### Instruction
Copy out the material below in full, but not its images.

Dataset rows about figures:
------------------------
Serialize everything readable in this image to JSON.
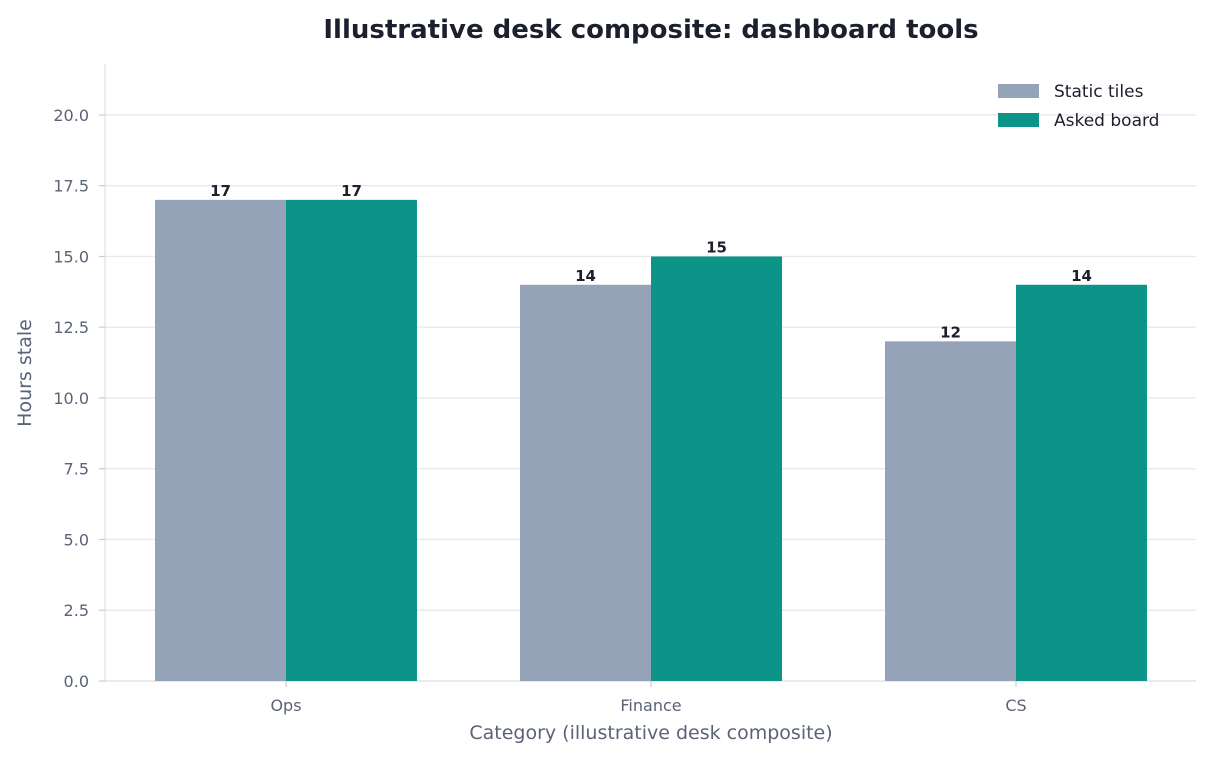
{
  "chart_data": {
    "type": "bar",
    "title": "Illustrative desk composite: dashboard tools",
    "xlabel": "Category (illustrative desk composite)",
    "ylabel": "Hours stale",
    "categories": [
      "Ops",
      "Finance",
      "CS"
    ],
    "series": [
      {
        "name": "Static tiles",
        "values": [
          17,
          14,
          12
        ],
        "color": "#95a3b9"
      },
      {
        "name": "Asked board",
        "values": [
          17,
          15,
          14
        ],
        "color": "#0d9488"
      }
    ],
    "ylim": [
      0,
      21.8
    ],
    "yticks": [
      "0.0",
      "2.5",
      "5.0",
      "7.5",
      "10.0",
      "12.5",
      "15.0",
      "17.5",
      "20.0"
    ],
    "grid": true,
    "legend": "top-right",
    "data_labels": true
  }
}
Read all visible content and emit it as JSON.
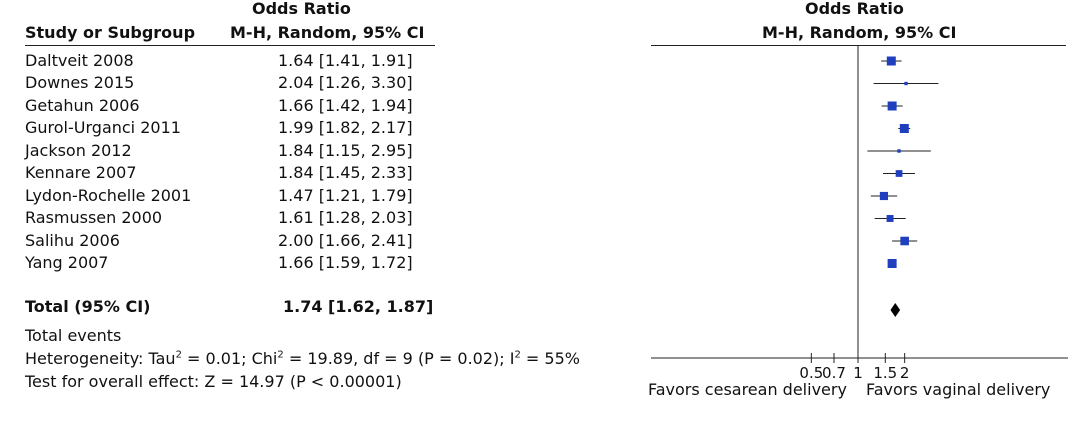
{
  "headers": {
    "study": "Study or Subgroup",
    "or_title": "Odds Ratio",
    "or_method": "M-H, Random, 95% CI",
    "plot_title": "Odds Ratio",
    "plot_method": "M-H, Random, 95% CI"
  },
  "total": {
    "label": "Total (95% CI)",
    "ci_text": "1.74 [1.62, 1.87]"
  },
  "footer": {
    "total_events": "Total events",
    "heterogeneity_pre": "Heterogeneity: Tau",
    "heterogeneity_mid": " = 0.01; Chi",
    "heterogeneity_mid2": " = 19.89, df = 9 (P = 0.02); I",
    "heterogeneity_post": " = 55%",
    "sup2": "2",
    "overall_effect": "Test for overall effect: Z = 14.97 (P < 0.00001)"
  },
  "axis": {
    "favors_left": "Favors cesarean delivery",
    "favors_right": "Favors vaginal delivery"
  },
  "colors": {
    "marker": "#1f3fbf",
    "diamond": "#000000",
    "line": "#222222"
  },
  "chart_data": {
    "type": "scatter",
    "scale": "log",
    "null_value": 1,
    "studies": [
      {
        "name": "Daltveit 2008",
        "ci_text": "1.64 [1.41, 1.91]",
        "or": 1.64,
        "lower": 1.41,
        "upper": 1.91
      },
      {
        "name": "Downes 2015",
        "ci_text": "2.04 [1.26, 3.30]",
        "or": 2.04,
        "lower": 1.26,
        "upper": 3.3
      },
      {
        "name": "Getahun 2006",
        "ci_text": "1.66 [1.42, 1.94]",
        "or": 1.66,
        "lower": 1.42,
        "upper": 1.94
      },
      {
        "name": "Gurol-Urganci 2011",
        "ci_text": "1.99 [1.82, 2.17]",
        "or": 1.99,
        "lower": 1.82,
        "upper": 2.17
      },
      {
        "name": "Jackson 2012",
        "ci_text": "1.84 [1.15, 2.95]",
        "or": 1.84,
        "lower": 1.15,
        "upper": 2.95
      },
      {
        "name": "Kennare 2007",
        "ci_text": "1.84 [1.45, 2.33]",
        "or": 1.84,
        "lower": 1.45,
        "upper": 2.33
      },
      {
        "name": "Lydon-Rochelle 2001",
        "ci_text": "1.47 [1.21, 1.79]",
        "or": 1.47,
        "lower": 1.21,
        "upper": 1.79
      },
      {
        "name": "Rasmussen 2000",
        "ci_text": "1.61 [1.28, 2.03]",
        "or": 1.61,
        "lower": 1.28,
        "upper": 2.03
      },
      {
        "name": "Salihu 2006",
        "ci_text": "2.00 [1.66, 2.41]",
        "or": 2.0,
        "lower": 1.66,
        "upper": 2.41
      },
      {
        "name": "Yang 2007",
        "ci_text": "1.66 [1.59, 1.72]",
        "or": 1.66,
        "lower": 1.59,
        "upper": 1.72
      }
    ],
    "pooled": {
      "or": 1.74,
      "lower": 1.62,
      "upper": 1.87
    },
    "ticks": [
      {
        "label": "0.5",
        "value": 0.5
      },
      {
        "label": "0.7",
        "value": 0.7
      },
      {
        "label": "1",
        "value": 1
      },
      {
        "label": "1.5",
        "value": 1.5
      },
      {
        "label": "2",
        "value": 2
      }
    ]
  }
}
------------------------
### Written response
Serialize everything readable in this image to JSON.
{
  "chart_data": {
    "type": "bar",
    "title": "Illustrative desk composite: dashboard tools",
    "xlabel": "Category (illustrative desk composite)",
    "ylabel": "Hours stale",
    "categories": [
      "Ops",
      "Finance",
      "CS"
    ],
    "series": [
      {
        "name": "Static tiles",
        "values": [
          17,
          14,
          12
        ],
        "color": "#95a3b9"
      },
      {
        "name": "Asked board",
        "values": [
          17,
          15,
          14
        ],
        "color": "#0d9488"
      }
    ],
    "ylim": [
      0,
      21.8
    ],
    "yticks": [
      "0.0",
      "2.5",
      "5.0",
      "7.5",
      "10.0",
      "12.5",
      "15.0",
      "17.5",
      "20.0"
    ],
    "grid": true,
    "legend": "top-right",
    "data_labels": true
  }
}
Read all visible content and emit it as JSON.
{
  "headers": {
    "study": "Study or Subgroup",
    "or_title": "Odds Ratio",
    "or_method": "M-H, Random, 95% CI",
    "plot_title": "Odds Ratio",
    "plot_method": "M-H, Random, 95% CI"
  },
  "total": {
    "label": "Total (95% CI)",
    "ci_text": "1.74 [1.62, 1.87]"
  },
  "footer": {
    "total_events": "Total events",
    "heterogeneity_pre": "Heterogeneity: Tau",
    "heterogeneity_mid": " = 0.01; Chi",
    "heterogeneity_mid2": " = 19.89, df = 9 (P = 0.02); I",
    "heterogeneity_post": " = 55%",
    "sup2": "2",
    "overall_effect": "Test for overall effect: Z = 14.97 (P < 0.00001)"
  },
  "axis": {
    "favors_left": "Favors cesarean delivery",
    "favors_right": "Favors vaginal delivery"
  },
  "colors": {
    "marker": "#1f3fbf",
    "diamond": "#000000",
    "line": "#222222"
  },
  "chart_data": {
    "type": "scatter",
    "scale": "log",
    "null_value": 1,
    "studies": [
      {
        "name": "Daltveit 2008",
        "ci_text": "1.64 [1.41, 1.91]",
        "or": 1.64,
        "lower": 1.41,
        "upper": 1.91
      },
      {
        "name": "Downes 2015",
        "ci_text": "2.04 [1.26, 3.30]",
        "or": 2.04,
        "lower": 1.26,
        "upper": 3.3
      },
      {
        "name": "Getahun 2006",
        "ci_text": "1.66 [1.42, 1.94]",
        "or": 1.66,
        "lower": 1.42,
        "upper": 1.94
      },
      {
        "name": "Gurol-Urganci 2011",
        "ci_text": "1.99 [1.82, 2.17]",
        "or": 1.99,
        "lower": 1.82,
        "upper": 2.17
      },
      {
        "name": "Jackson 2012",
        "ci_text": "1.84 [1.15, 2.95]",
        "or": 1.84,
        "lower": 1.15,
        "upper": 2.95
      },
      {
        "name": "Kennare 2007",
        "ci_text": "1.84 [1.45, 2.33]",
        "or": 1.84,
        "lower": 1.45,
        "upper": 2.33
      },
      {
        "name": "Lydon-Rochelle 2001",
        "ci_text": "1.47 [1.21, 1.79]",
        "or": 1.47,
        "lower": 1.21,
        "upper": 1.79
      },
      {
        "name": "Rasmussen 2000",
        "ci_text": "1.61 [1.28, 2.03]",
        "or": 1.61,
        "lower": 1.28,
        "upper": 2.03
      },
      {
        "name": "Salihu 2006",
        "ci_text": "2.00 [1.66, 2.41]",
        "or": 2.0,
        "lower": 1.66,
        "upper": 2.41
      },
      {
        "name": "Yang 2007",
        "ci_text": "1.66 [1.59, 1.72]",
        "or": 1.66,
        "lower": 1.59,
        "upper": 1.72
      }
    ],
    "pooled": {
      "or": 1.74,
      "lower": 1.62,
      "upper": 1.87
    },
    "ticks": [
      {
        "label": "0.5",
        "value": 0.5
      },
      {
        "label": "0.7",
        "value": 0.7
      },
      {
        "label": "1",
        "value": 1
      },
      {
        "label": "1.5",
        "value": 1.5
      },
      {
        "label": "2",
        "value": 2
      }
    ]
  }
}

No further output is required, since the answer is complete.